_WHAT YOU NEED TO DO_
Filter the listing below, copying every line in which the word "text" appears.

_RECORDS TO USE_

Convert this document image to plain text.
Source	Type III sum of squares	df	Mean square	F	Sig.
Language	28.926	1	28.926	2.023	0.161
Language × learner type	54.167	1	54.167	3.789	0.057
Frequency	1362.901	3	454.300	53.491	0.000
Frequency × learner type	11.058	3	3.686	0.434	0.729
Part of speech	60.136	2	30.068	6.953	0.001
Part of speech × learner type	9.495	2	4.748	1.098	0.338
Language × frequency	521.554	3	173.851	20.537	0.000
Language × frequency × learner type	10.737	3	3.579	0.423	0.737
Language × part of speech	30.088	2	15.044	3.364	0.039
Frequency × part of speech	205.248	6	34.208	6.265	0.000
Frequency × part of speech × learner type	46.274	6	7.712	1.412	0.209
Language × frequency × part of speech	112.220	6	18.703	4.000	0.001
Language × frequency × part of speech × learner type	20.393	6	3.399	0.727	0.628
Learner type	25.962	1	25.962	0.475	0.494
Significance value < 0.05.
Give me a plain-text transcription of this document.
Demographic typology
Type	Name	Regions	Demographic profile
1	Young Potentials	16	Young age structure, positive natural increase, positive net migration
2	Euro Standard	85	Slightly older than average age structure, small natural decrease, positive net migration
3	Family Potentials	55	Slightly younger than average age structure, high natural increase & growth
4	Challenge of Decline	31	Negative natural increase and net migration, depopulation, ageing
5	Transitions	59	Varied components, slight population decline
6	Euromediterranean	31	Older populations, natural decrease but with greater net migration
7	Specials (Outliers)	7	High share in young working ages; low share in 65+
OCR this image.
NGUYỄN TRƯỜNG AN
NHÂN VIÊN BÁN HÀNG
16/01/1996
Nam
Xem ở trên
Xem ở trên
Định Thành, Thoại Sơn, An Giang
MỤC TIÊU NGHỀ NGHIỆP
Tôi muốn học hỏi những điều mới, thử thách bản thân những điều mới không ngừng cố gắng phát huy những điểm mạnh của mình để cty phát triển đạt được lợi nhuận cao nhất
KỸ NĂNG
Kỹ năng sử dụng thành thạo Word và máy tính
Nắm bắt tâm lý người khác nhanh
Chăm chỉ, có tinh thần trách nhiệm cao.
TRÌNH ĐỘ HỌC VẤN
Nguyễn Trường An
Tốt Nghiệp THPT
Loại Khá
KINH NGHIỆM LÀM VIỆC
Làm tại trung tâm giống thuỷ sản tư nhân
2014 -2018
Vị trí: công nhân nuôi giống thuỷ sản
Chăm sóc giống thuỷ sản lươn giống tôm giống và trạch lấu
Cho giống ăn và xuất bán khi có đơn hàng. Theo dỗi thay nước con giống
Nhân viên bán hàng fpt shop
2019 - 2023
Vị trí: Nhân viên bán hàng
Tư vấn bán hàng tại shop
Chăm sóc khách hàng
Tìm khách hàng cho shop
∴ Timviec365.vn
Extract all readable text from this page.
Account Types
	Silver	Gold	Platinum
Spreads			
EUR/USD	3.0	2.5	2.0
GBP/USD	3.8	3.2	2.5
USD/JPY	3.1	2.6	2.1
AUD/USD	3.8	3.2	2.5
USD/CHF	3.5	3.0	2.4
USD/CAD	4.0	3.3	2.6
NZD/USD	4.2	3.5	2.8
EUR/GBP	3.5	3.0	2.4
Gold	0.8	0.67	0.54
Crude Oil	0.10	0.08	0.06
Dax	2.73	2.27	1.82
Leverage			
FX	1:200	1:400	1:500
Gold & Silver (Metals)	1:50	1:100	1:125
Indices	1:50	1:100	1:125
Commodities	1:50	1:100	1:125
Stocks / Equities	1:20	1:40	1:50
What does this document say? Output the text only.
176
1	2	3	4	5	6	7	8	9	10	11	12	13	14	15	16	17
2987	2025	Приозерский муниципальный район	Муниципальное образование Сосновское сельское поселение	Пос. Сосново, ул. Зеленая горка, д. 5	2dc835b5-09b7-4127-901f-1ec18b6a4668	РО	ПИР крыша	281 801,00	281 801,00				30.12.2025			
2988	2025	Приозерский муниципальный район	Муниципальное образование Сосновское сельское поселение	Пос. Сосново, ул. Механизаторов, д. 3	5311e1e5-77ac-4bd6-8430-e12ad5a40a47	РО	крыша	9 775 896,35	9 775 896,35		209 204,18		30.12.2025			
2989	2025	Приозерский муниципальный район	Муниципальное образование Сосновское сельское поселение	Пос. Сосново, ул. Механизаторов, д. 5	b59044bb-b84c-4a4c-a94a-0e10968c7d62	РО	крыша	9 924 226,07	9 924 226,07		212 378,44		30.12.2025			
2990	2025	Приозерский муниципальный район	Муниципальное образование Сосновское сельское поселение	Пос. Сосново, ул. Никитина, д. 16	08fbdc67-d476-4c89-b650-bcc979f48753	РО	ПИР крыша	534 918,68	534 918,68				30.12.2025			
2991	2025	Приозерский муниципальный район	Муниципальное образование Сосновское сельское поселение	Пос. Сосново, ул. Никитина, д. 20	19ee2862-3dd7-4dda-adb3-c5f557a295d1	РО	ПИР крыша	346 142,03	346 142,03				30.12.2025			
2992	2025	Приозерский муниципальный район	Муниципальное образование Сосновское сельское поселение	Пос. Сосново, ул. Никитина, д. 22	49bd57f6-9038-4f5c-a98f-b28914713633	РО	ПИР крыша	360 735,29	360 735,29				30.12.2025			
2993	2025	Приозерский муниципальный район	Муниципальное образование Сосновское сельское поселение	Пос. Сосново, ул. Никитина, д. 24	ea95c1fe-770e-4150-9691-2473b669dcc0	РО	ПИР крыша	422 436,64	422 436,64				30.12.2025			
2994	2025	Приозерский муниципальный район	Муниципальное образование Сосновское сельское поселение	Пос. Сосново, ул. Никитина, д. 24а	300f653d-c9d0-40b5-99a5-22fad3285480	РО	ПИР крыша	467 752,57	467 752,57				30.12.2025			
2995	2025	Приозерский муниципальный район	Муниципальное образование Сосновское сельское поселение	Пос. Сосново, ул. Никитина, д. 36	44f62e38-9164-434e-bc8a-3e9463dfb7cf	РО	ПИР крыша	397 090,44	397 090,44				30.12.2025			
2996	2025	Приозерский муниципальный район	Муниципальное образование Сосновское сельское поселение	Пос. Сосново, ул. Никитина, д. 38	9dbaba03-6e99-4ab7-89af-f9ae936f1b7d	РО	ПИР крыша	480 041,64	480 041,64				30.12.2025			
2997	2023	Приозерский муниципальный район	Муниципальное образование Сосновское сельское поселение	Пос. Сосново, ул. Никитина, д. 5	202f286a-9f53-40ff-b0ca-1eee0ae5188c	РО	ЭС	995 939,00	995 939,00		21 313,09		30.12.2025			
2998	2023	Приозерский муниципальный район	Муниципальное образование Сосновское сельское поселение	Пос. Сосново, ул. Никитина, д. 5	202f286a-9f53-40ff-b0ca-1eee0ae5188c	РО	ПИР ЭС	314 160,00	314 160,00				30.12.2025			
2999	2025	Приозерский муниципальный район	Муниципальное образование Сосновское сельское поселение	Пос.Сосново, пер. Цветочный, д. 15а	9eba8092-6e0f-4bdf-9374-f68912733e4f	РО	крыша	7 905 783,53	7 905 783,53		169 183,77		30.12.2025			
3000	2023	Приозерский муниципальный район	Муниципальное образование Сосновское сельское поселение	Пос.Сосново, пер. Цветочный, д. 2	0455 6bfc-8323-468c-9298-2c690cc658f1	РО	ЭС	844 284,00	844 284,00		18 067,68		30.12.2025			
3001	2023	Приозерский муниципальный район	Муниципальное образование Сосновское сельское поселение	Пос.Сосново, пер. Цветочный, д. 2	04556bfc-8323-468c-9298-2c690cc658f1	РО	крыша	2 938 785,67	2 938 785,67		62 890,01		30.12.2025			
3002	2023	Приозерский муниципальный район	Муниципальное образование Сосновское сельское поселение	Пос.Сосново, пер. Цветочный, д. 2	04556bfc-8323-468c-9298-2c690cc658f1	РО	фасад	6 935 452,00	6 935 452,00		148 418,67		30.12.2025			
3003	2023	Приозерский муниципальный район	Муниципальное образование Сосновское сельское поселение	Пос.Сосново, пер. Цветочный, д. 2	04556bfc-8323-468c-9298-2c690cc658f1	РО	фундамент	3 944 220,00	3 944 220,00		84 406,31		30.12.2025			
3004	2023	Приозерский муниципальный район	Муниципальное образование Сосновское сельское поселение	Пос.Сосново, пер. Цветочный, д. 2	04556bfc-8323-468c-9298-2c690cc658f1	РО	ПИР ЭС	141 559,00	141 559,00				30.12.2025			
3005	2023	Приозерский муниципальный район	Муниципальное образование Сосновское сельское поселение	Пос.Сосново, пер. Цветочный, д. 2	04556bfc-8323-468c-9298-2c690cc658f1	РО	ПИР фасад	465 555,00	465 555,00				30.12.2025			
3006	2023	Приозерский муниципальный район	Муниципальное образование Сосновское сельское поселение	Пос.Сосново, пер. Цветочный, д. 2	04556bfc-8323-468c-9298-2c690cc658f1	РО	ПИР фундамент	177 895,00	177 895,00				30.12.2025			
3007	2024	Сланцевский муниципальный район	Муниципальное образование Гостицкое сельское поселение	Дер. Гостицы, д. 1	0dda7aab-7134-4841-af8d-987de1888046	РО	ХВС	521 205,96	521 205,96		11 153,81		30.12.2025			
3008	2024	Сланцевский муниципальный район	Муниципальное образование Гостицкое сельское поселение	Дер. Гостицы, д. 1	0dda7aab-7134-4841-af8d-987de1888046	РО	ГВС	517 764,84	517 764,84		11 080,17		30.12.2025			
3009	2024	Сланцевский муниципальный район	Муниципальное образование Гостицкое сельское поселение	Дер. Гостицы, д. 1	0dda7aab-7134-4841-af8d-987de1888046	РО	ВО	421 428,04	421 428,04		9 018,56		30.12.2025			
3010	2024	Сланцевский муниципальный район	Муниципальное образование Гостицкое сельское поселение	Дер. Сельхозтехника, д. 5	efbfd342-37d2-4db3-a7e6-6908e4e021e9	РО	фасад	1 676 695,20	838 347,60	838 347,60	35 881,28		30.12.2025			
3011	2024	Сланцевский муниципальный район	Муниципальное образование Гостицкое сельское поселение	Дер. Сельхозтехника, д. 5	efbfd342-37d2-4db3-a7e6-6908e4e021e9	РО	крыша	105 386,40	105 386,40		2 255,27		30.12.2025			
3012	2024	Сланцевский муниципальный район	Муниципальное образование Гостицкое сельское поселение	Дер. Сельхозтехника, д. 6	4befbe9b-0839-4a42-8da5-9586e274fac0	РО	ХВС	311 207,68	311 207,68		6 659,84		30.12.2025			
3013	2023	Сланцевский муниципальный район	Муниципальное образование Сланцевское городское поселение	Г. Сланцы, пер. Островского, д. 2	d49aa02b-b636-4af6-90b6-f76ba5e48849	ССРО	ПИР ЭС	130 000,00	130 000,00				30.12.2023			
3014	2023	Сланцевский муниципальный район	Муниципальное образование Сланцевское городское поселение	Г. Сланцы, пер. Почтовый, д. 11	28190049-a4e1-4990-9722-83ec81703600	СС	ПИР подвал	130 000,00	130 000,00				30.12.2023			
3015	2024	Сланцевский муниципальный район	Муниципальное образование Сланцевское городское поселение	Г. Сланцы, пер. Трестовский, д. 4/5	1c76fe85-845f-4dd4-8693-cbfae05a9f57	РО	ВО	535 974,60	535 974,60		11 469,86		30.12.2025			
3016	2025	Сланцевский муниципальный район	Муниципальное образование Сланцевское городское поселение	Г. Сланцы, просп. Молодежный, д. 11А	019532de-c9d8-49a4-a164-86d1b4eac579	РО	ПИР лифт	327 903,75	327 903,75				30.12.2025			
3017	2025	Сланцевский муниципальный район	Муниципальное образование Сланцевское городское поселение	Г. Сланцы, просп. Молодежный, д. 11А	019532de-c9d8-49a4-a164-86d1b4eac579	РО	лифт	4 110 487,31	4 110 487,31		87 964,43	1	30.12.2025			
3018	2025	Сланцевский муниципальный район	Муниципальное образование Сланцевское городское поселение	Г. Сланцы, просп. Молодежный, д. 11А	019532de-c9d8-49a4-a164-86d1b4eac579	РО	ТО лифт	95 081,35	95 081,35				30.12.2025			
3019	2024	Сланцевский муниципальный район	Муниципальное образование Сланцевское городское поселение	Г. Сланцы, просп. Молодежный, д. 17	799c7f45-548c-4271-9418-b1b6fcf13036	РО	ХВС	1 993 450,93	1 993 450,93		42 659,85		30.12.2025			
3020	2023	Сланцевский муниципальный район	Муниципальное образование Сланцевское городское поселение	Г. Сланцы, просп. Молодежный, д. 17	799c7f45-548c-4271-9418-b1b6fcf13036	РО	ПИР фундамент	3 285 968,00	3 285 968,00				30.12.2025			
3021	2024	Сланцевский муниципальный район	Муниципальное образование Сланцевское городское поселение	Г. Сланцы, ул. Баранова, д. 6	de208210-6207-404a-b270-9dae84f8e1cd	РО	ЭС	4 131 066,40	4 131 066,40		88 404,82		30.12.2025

_THE ANSWER_
Convert this document image to plain text.
Give me a plain-text transcription of this document.
Extract all readable text from this page.
What does this document say? Output the text only.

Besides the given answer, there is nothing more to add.